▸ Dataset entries
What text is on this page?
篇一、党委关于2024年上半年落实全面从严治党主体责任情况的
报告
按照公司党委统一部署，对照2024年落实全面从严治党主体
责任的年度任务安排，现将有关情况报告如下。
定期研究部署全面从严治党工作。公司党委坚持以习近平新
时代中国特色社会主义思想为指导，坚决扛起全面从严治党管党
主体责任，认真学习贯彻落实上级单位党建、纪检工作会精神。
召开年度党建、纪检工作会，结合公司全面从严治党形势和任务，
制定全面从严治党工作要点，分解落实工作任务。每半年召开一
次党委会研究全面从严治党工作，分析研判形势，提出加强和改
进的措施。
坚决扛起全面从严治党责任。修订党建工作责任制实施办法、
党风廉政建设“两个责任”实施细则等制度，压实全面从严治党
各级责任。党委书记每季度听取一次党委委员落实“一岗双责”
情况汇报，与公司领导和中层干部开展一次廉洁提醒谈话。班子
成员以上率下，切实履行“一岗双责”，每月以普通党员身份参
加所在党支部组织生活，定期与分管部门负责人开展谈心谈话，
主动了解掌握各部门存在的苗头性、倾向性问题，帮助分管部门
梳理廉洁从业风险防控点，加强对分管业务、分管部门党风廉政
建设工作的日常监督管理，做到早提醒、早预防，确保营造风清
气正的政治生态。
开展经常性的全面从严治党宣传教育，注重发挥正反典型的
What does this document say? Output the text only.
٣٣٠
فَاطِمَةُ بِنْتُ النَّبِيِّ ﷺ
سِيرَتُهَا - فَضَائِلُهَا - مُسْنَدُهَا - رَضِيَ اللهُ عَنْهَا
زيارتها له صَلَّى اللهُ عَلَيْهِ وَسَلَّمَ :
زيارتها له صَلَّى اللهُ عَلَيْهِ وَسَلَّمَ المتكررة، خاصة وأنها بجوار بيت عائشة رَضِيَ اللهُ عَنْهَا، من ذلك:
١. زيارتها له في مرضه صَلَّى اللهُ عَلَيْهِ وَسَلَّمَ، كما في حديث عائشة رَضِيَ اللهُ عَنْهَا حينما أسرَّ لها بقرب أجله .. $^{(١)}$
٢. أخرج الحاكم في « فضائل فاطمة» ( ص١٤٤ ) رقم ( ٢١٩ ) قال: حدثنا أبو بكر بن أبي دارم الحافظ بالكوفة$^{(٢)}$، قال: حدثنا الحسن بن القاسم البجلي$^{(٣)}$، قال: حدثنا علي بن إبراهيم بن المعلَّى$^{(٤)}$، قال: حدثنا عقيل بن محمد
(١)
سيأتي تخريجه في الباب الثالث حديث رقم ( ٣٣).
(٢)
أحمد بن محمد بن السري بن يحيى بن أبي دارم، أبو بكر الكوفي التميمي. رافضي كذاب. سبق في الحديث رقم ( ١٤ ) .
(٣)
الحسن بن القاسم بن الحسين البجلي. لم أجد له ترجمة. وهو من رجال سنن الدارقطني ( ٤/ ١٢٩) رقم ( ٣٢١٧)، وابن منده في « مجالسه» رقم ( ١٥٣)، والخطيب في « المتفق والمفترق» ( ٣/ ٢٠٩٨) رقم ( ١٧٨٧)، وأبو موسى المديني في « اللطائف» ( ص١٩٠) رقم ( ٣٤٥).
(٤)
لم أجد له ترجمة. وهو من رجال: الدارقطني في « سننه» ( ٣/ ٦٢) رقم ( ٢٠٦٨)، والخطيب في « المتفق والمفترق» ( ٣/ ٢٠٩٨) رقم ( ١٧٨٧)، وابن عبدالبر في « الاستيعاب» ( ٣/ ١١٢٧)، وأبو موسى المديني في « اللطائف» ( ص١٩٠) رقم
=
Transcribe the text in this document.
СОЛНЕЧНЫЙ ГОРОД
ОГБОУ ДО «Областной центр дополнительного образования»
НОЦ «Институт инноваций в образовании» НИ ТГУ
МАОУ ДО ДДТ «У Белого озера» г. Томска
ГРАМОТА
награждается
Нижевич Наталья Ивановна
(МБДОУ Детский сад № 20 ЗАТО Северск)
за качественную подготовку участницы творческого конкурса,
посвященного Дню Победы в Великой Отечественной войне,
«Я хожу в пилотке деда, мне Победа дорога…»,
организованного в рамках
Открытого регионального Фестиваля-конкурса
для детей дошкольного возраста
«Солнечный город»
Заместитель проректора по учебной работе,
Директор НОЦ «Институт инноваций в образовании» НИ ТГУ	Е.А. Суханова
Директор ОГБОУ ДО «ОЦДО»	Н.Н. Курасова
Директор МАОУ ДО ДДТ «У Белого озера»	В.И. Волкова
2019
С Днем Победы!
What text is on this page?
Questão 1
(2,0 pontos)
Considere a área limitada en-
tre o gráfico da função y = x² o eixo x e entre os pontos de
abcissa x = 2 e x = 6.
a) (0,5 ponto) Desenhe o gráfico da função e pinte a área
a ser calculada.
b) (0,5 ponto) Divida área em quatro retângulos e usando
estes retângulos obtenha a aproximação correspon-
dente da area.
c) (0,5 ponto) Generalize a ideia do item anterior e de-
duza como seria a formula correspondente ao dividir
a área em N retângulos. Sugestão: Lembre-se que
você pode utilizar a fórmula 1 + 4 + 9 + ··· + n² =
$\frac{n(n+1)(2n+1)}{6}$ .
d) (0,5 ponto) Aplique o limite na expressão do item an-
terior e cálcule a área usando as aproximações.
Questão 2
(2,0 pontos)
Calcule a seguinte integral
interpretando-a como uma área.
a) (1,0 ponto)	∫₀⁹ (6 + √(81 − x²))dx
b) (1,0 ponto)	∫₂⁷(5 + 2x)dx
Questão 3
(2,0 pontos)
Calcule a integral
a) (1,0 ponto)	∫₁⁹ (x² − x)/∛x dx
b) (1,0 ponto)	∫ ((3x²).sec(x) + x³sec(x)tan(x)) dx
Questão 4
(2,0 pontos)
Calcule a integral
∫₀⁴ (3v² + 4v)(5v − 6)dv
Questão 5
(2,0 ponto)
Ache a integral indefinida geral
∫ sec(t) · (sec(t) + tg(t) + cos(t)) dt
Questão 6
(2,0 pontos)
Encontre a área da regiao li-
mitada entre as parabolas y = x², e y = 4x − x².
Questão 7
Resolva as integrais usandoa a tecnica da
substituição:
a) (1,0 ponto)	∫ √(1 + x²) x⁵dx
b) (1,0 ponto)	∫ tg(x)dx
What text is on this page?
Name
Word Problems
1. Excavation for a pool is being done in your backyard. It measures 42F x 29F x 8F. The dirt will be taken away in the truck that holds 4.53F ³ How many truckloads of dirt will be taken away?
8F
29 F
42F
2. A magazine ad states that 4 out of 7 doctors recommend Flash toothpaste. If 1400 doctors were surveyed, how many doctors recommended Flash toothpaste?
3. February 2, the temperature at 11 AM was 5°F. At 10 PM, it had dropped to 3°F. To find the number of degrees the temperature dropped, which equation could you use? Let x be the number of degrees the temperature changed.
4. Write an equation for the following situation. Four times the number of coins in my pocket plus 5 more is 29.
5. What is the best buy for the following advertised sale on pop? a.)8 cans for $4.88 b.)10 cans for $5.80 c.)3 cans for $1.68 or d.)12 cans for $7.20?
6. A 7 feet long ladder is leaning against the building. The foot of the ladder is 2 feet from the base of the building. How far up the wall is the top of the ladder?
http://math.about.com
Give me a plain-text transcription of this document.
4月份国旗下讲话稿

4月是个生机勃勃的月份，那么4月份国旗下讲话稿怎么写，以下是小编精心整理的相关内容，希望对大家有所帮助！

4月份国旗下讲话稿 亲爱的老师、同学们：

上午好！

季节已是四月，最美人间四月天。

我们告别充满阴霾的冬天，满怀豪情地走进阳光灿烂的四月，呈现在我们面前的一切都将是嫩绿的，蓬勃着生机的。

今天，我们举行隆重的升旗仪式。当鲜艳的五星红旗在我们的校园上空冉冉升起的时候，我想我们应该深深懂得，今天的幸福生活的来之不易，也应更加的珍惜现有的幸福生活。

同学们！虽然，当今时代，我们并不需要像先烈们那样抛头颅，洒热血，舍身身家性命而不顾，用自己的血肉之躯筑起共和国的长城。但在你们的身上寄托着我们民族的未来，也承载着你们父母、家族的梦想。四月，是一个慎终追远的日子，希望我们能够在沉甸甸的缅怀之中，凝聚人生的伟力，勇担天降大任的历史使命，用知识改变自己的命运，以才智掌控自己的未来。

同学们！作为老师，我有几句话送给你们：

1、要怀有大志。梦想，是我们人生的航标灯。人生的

▸ Written request
Work through the listing above and report how many lines include the string "озера", with no other text.

▸ Written reply
2